>> BEGIN SUPPLIED RECORDS
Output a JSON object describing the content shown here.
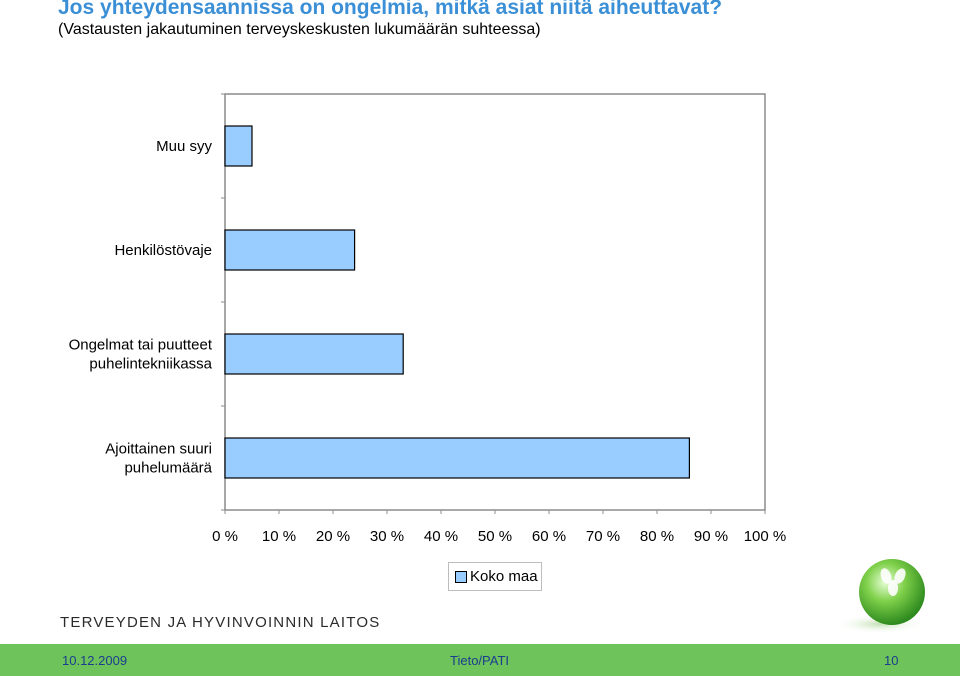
{
  "header": {
    "title": "Jos yhteydensaannissa on ongelmia, mitkä asiat niitä aiheuttavat?",
    "subtitle": "(Vastausten jakautuminen terveyskeskusten lukumäärän suhteessa)"
  },
  "chart_data": {
    "type": "bar",
    "orientation": "horizontal",
    "title": "Jos yhteydensaannissa on ongelmia, mitkä asiat niitä aiheuttavat?",
    "subtitle": "(Vastausten jakautuminen terveyskeskusten lukumäärän suhteessa)",
    "categories": [
      [
        "Muu syy"
      ],
      [
        "Henkilöstövaje"
      ],
      [
        "Ongelmat tai puutteet",
        "puhelintekniikassa"
      ],
      [
        "Ajoittainen suuri",
        "puhelumäärä"
      ]
    ],
    "series": [
      {
        "name": "Koko maa",
        "values": [
          5,
          24,
          33,
          86
        ],
        "color": "#99ccff"
      }
    ],
    "xlim": [
      0,
      100
    ],
    "xticks": [
      "0 %",
      "10 %",
      "20 %",
      "30 %",
      "40 %",
      "50 %",
      "60 %",
      "70 %",
      "80 %",
      "90 %",
      "100 %"
    ],
    "grid": false,
    "legend_position": "bottom"
  },
  "legend": {
    "label": "Koko maa"
  },
  "branding": {
    "organization": "TERVEYDEN JA HYVINVOINNIN LAITOS"
  },
  "footer": {
    "date": "10.12.2009",
    "source": "Tieto/PATI",
    "page": "10"
  },
  "colors": {
    "title": "#3b8fd6",
    "bar": "#99ccff",
    "footer": "#6ec35a",
    "footer_text": "#1b3d8f"
  }
}
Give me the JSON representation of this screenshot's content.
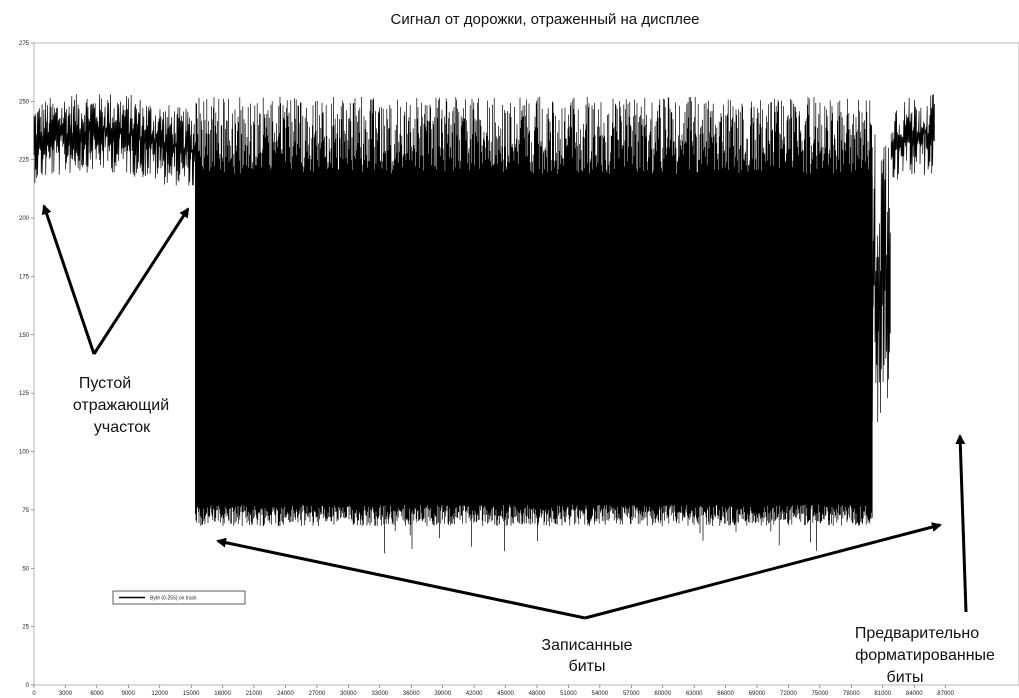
{
  "chart_data": {
    "type": "line",
    "title": "Сигнал от дорожки, отраженный на дисплее",
    "xlabel": "",
    "ylabel": "",
    "xlim": [
      0,
      94000
    ],
    "ylim": [
      0,
      275
    ],
    "y_ticks": [
      0,
      25,
      50,
      75,
      100,
      125,
      150,
      175,
      200,
      225,
      250,
      275
    ],
    "x_ticks": [
      0,
      3000,
      6000,
      9000,
      12000,
      15000,
      18000,
      21000,
      24000,
      27000,
      30000,
      33000,
      36000,
      39000,
      42000,
      45000,
      48000,
      51000,
      54000,
      57000,
      60000,
      63000,
      66000,
      69000,
      72000,
      75000,
      78000,
      81000,
      84000,
      87000
    ],
    "x_tick_labels": [
      "0",
      "3000",
      "6000",
      "9000",
      "12000",
      "15000",
      "18000",
      "21000",
      "24000",
      "27000",
      "30000",
      "33000",
      "36000",
      "39000",
      "42000",
      "45000",
      "48000",
      "51000",
      "54000",
      "57000",
      "60000",
      "63000",
      "66000",
      "69000",
      "72000",
      "75000",
      "78000",
      "81000",
      "84000",
      "87000"
    ],
    "grid": false,
    "legend_position": "lower-left",
    "series": [
      {
        "name": "Byte (0-255) on track",
        "color": "#000000",
        "segments": [
          {
            "region": "blank",
            "x_range": [
              0,
              15400
            ],
            "y_low": 218,
            "y_high": 250
          },
          {
            "region": "recorded",
            "x_range": [
              15400,
              80000
            ],
            "y_low": 68,
            "y_high": 252
          },
          {
            "region": "preformatted",
            "x_range": [
              80000,
              81800
            ],
            "y_low": 115,
            "y_high": 238
          },
          {
            "region": "blank",
            "x_range": [
              81800,
              86000
            ],
            "y_low": 218,
            "y_high": 250
          }
        ]
      }
    ],
    "annotations": [
      {
        "lines": [
          "Пустой",
          "отражающий",
          "участок"
        ]
      },
      {
        "lines": [
          "Записанные",
          "биты"
        ]
      },
      {
        "lines": [
          "Предварительно",
          "форматированные",
          "биты"
        ]
      }
    ]
  }
}
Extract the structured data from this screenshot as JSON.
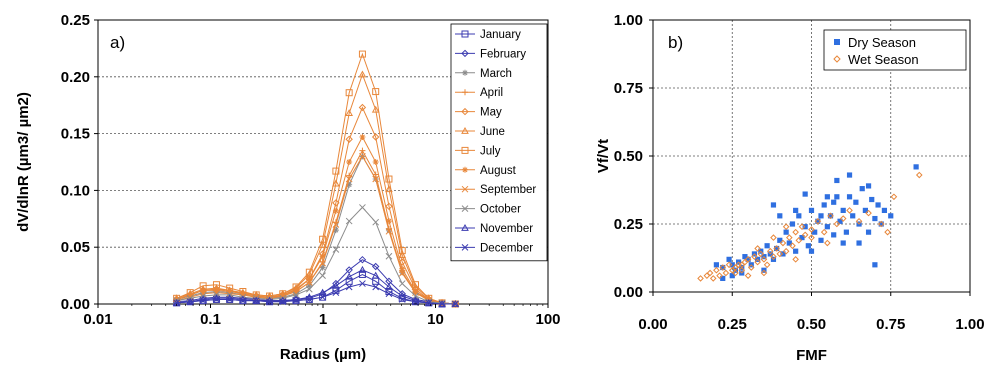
>> END SUPPLIED RECORDS
◆ WHAT THE TASK REQUIRES: Pictures are excluded; repeat every record exactly.

◆ OUTPUT FOR THIS EXERCISE:
Output a JSON object describing the content shown here.
{
  "header": {
    "title": "Jos yhteydensaannissa on ongelmia, mitkä asiat niitä aiheuttavat?",
    "subtitle": "(Vastausten jakautuminen terveyskeskusten lukumäärän suhteessa)"
  },
  "chart_data": {
    "type": "bar",
    "orientation": "horizontal",
    "title": "Jos yhteydensaannissa on ongelmia, mitkä asiat niitä aiheuttavat?",
    "subtitle": "(Vastausten jakautuminen terveyskeskusten lukumäärän suhteessa)",
    "categories": [
      [
        "Muu syy"
      ],
      [
        "Henkilöstövaje"
      ],
      [
        "Ongelmat tai puutteet",
        "puhelintekniikassa"
      ],
      [
        "Ajoittainen suuri",
        "puhelumäärä"
      ]
    ],
    "series": [
      {
        "name": "Koko maa",
        "values": [
          5,
          24,
          33,
          86
        ],
        "color": "#99ccff"
      }
    ],
    "xlim": [
      0,
      100
    ],
    "xticks": [
      "0 %",
      "10 %",
      "20 %",
      "30 %",
      "40 %",
      "50 %",
      "60 %",
      "70 %",
      "80 %",
      "90 %",
      "100 %"
    ],
    "grid": false,
    "legend_position": "bottom"
  },
  "legend": {
    "label": "Koko maa"
  },
  "branding": {
    "organization": "TERVEYDEN JA HYVINVOINNIN LAITOS"
  },
  "footer": {
    "date": "10.12.2009",
    "source": "Tieto/PATI",
    "page": "10"
  },
  "colors": {
    "title": "#3b8fd6",
    "bar": "#99ccff",
    "footer": "#6ec35a",
    "footer_text": "#1b3d8f"
  }
}
Give me the JSON representation of this screenshot's content.
{
  "chart_data": {
    "type": "line",
    "title": "Сигнал от дорожки, отраженный на дисплее",
    "xlabel": "",
    "ylabel": "",
    "xlim": [
      0,
      94000
    ],
    "ylim": [
      0,
      275
    ],
    "y_ticks": [
      0,
      25,
      50,
      75,
      100,
      125,
      150,
      175,
      200,
      225,
      250,
      275
    ],
    "x_ticks": [
      0,
      3000,
      6000,
      9000,
      12000,
      15000,
      18000,
      21000,
      24000,
      27000,
      30000,
      33000,
      36000,
      39000,
      42000,
      45000,
      48000,
      51000,
      54000,
      57000,
      60000,
      63000,
      66000,
      69000,
      72000,
      75000,
      78000,
      81000,
      84000,
      87000
    ],
    "x_tick_labels": [
      "0",
      "3000",
      "6000",
      "9000",
      "12000",
      "15000",
      "18000",
      "21000",
      "24000",
      "27000",
      "30000",
      "33000",
      "36000",
      "39000",
      "42000",
      "45000",
      "48000",
      "51000",
      "54000",
      "57000",
      "60000",
      "63000",
      "66000",
      "69000",
      "72000",
      "75000",
      "78000",
      "81000",
      "84000",
      "87000"
    ],
    "grid": false,
    "legend_position": "lower-left",
    "series": [
      {
        "name": "Byte (0-255) on track",
        "color": "#000000",
        "segments": [
          {
            "region": "blank",
            "x_range": [
              0,
              15400
            ],
            "y_low": 218,
            "y_high": 250
          },
          {
            "region": "recorded",
            "x_range": [
              15400,
              80000
            ],
            "y_low": 68,
            "y_high": 252
          },
          {
            "region": "preformatted",
            "x_range": [
              80000,
              81800
            ],
            "y_low": 115,
            "y_high": 238
          },
          {
            "region": "blank",
            "x_range": [
              81800,
              86000
            ],
            "y_low": 218,
            "y_high": 250
          }
        ]
      }
    ],
    "annotations": [
      {
        "lines": [
          "Пустой",
          "отражающий",
          "участок"
        ]
      },
      {
        "lines": [
          "Записанные",
          "биты"
        ]
      },
      {
        "lines": [
          "Предварительно",
          "форматированные",
          "биты"
        ]
      }
    ]
  }
}
Extract the structured data from this screenshot as JSON.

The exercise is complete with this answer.